> [YOUR TASK]: Set down the material below in full, matching it exactly.

> [PROVIDED INFORMATION]:
§ §

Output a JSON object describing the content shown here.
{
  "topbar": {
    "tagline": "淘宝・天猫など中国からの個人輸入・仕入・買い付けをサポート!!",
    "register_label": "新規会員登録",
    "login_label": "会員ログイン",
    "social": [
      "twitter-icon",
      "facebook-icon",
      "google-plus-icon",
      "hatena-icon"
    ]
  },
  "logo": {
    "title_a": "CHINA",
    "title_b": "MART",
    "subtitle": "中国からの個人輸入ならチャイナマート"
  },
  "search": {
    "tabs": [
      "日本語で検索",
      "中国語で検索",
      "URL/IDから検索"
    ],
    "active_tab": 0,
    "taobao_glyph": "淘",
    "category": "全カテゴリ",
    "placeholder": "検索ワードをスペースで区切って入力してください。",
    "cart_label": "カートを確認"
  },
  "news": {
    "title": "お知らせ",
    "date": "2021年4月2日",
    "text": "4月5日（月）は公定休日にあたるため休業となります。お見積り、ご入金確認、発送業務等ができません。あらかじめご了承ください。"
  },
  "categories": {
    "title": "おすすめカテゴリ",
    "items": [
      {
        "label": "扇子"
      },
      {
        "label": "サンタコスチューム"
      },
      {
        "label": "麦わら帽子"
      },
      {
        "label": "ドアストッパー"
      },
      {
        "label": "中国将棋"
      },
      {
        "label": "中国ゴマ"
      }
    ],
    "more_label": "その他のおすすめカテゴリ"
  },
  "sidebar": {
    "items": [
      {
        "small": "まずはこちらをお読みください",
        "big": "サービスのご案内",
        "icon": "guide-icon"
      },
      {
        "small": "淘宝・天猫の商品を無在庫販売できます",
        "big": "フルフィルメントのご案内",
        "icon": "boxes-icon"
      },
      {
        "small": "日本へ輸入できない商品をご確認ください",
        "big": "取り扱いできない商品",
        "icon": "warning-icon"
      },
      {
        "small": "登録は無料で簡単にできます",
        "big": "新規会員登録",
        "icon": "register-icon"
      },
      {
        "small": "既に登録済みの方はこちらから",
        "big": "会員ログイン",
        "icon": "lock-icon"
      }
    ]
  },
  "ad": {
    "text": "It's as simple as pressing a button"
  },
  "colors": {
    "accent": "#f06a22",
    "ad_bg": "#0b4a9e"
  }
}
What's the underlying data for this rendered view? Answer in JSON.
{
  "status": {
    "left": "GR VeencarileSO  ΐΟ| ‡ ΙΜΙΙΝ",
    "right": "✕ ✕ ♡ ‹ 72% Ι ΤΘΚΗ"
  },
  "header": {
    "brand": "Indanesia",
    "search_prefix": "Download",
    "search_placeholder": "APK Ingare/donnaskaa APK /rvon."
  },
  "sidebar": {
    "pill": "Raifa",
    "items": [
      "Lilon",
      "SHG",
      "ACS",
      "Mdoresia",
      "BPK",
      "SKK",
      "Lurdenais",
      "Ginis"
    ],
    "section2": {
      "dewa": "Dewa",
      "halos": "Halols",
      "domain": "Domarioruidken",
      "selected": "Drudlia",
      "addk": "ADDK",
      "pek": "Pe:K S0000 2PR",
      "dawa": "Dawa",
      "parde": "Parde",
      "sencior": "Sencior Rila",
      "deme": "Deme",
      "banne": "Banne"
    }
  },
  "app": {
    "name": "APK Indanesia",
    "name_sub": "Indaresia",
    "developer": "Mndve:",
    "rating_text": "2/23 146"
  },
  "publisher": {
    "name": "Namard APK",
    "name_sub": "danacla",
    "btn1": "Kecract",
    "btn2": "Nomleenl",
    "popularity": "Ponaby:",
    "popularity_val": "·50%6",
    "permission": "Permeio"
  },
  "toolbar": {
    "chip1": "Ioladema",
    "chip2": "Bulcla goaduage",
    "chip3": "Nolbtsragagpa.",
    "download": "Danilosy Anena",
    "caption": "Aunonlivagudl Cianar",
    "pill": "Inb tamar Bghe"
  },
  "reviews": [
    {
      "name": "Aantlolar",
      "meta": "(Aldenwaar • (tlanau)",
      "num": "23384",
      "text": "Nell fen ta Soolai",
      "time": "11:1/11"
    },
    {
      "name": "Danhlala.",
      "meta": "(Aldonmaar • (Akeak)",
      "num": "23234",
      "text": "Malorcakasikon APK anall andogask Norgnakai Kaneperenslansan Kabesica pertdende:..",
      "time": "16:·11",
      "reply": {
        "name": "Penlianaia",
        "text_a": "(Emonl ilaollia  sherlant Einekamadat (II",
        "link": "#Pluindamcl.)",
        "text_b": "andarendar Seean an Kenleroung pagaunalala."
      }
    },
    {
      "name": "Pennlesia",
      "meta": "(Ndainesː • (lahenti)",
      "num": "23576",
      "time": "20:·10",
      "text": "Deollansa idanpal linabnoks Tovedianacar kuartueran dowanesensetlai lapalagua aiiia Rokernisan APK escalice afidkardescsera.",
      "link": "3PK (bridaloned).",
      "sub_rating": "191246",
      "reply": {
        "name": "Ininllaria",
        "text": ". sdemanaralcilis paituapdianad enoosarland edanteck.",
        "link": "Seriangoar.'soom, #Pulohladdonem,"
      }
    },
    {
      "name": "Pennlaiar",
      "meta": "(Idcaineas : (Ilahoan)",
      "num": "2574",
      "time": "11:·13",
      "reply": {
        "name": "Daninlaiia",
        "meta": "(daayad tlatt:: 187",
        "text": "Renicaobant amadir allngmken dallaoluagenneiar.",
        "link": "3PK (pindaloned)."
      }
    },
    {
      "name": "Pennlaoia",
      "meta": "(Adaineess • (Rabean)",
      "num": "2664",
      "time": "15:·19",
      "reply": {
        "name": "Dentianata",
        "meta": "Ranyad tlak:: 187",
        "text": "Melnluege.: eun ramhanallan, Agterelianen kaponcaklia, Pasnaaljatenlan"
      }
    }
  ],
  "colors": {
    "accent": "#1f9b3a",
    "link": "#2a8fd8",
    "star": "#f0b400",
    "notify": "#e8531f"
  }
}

§ §

> [COMPLETE OUTPUT]:
Output a JSON object describing the content shown here.
{
  "topbar": {
    "tagline": "淘宝・天猫など中国からの個人輸入・仕入・買い付けをサポート!!",
    "register_label": "新規会員登録",
    "login_label": "会員ログイン",
    "social": [
      "twitter-icon",
      "facebook-icon",
      "google-plus-icon",
      "hatena-icon"
    ]
  },
  "logo": {
    "title_a": "CHINA",
    "title_b": "MART",
    "subtitle": "中国からの個人輸入ならチャイナマート"
  },
  "search": {
    "tabs": [
      "日本語で検索",
      "中国語で検索",
      "URL/IDから検索"
    ],
    "active_tab": 0,
    "taobao_glyph": "淘",
    "category": "全カテゴリ",
    "placeholder": "検索ワードをスペースで区切って入力してください。",
    "cart_label": "カートを確認"
  },
  "news": {
    "title": "お知らせ",
    "date": "2021年4月2日",
    "text": "4月5日（月）は公定休日にあたるため休業となります。お見積り、ご入金確認、発送業務等ができません。あらかじめご了承ください。"
  },
  "categories": {
    "title": "おすすめカテゴリ",
    "items": [
      {
        "label": "扇子"
      },
      {
        "label": "サンタコスチューム"
      },
      {
        "label": "麦わら帽子"
      },
      {
        "label": "ドアストッパー"
      },
      {
        "label": "中国将棋"
      },
      {
        "label": "中国ゴマ"
      }
    ],
    "more_label": "その他のおすすめカテゴリ"
  },
  "sidebar": {
    "items": [
      {
        "small": "まずはこちらをお読みください",
        "big": "サービスのご案内",
        "icon": "guide-icon"
      },
      {
        "small": "淘宝・天猫の商品を無在庫販売できます",
        "big": "フルフィルメントのご案内",
        "icon": "boxes-icon"
      },
      {
        "small": "日本へ輸入できない商品をご確認ください",
        "big": "取り扱いできない商品",
        "icon": "warning-icon"
      },
      {
        "small": "登録は無料で簡単にできます",
        "big": "新規会員登録",
        "icon": "register-icon"
      },
      {
        "small": "既に登録済みの方はこちらから",
        "big": "会員ログイン",
        "icon": "lock-icon"
      }
    ]
  },
  "ad": {
    "text": "It's as simple as pressing a button"
  },
  "colors": {
    "accent": "#f06a22",
    "ad_bg": "#0b4a9e"
  }
}
What's the underlying data for this rendered view? Answer in JSON.
{
  "status": {
    "left": "GR VeencarileSO  ΐΟ| ‡ ΙΜΙΙΝ",
    "right": "✕ ✕ ♡ ‹ 72% Ι ΤΘΚΗ"
  },
  "header": {
    "brand": "Indanesia",
    "search_prefix": "Download",
    "search_placeholder": "APK Ingare/donnaskaa APK /rvon."
  },
  "sidebar": {
    "pill": "Raifa",
    "items": [
      "Lilon",
      "SHG",
      "ACS",
      "Mdoresia",
      "BPK",
      "SKK",
      "Lurdenais",
      "Ginis"
    ],
    "section2": {
      "dewa": "Dewa",
      "halos": "Halols",
      "domain": "Domarioruidken",
      "selected": "Drudlia",
      "addk": "ADDK",
      "pek": "Pe:K S0000 2PR",
      "dawa": "Dawa",
      "parde": "Parde",
      "sencior": "Sencior Rila",
      "deme": "Deme",
      "banne": "Banne"
    }
  },
  "app": {
    "name": "APK Indanesia",
    "name_sub": "Indaresia",
    "developer": "Mndve:",
    "rating_text": "2/23 146"
  },
  "publisher": {
    "name": "Namard APK",
    "name_sub": "danacla",
    "btn1": "Kecract",
    "btn2": "Nomleenl",
    "popularity": "Ponaby:",
    "popularity_val": "·50%6",
    "permission": "Permeio"
  },
  "toolbar": {
    "chip1": "Ioladema",
    "chip2": "Bulcla goaduage",
    "chip3": "Nolbtsragagpa.",
    "download": "Danilosy Anena",
    "caption": "Aunonlivagudl Cianar",
    "pill": "Inb tamar Bghe"
  },
  "reviews": [
    {
      "name": "Aantlolar",
      "meta": "(Aldenwaar • (tlanau)",
      "num": "23384",
      "text": "Nell fen ta Soolai",
      "time": "11:1/11"
    },
    {
      "name": "Danhlala.",
      "meta": "(Aldonmaar • (Akeak)",
      "num": "23234",
      "text": "Malorcakasikon APK anall andogask Norgnakai Kaneperenslansan Kabesica pertdende:..",
      "time": "16:·11",
      "reply": {
        "name": "Penlianaia",
        "text_a": "(Emonl ilaollia  sherlant Einekamadat (II",
        "link": "#Pluindamcl.)",
        "text_b": "andarendar Seean an Kenleroung pagaunalala."
      }
    },
    {
      "name": "Pennlesia",
      "meta": "(Ndainesː • (lahenti)",
      "num": "23576",
      "time": "20:·10",
      "text": "Deollansa idanpal linabnoks Tovedianacar kuartueran dowanesensetlai lapalagua aiiia Rokernisan APK escalice afidkardescsera.",
      "link": "3PK (bridaloned).",
      "sub_rating": "191246",
      "reply": {
        "name": "Ininllaria",
        "text": ". sdemanaralcilis paituapdianad enoosarland edanteck.",
        "link": "Seriangoar.'soom, #Pulohladdonem,"
      }
    },
    {
      "name": "Pennlaiar",
      "meta": "(Idcaineas : (Ilahoan)",
      "num": "2574",
      "time": "11:·13",
      "reply": {
        "name": "Daninlaiia",
        "meta": "(daayad tlatt:: 187",
        "text": "Renicaobant amadir allngmken dallaoluagenneiar.",
        "link": "3PK (pindaloned)."
      }
    },
    {
      "name": "Pennlaoia",
      "meta": "(Adaineess • (Rabean)",
      "num": "2664",
      "time": "15:·19",
      "reply": {
        "name": "Dentianata",
        "meta": "Ranyad tlak:: 187",
        "text": "Melnluege.: eun ramhanallan, Agterelianen kaponcaklia, Pasnaaljatenlan"
      }
    }
  ],
  "colors": {
    "accent": "#1f9b3a",
    "link": "#2a8fd8",
    "star": "#f0b400",
    "notify": "#e8531f"
  }
}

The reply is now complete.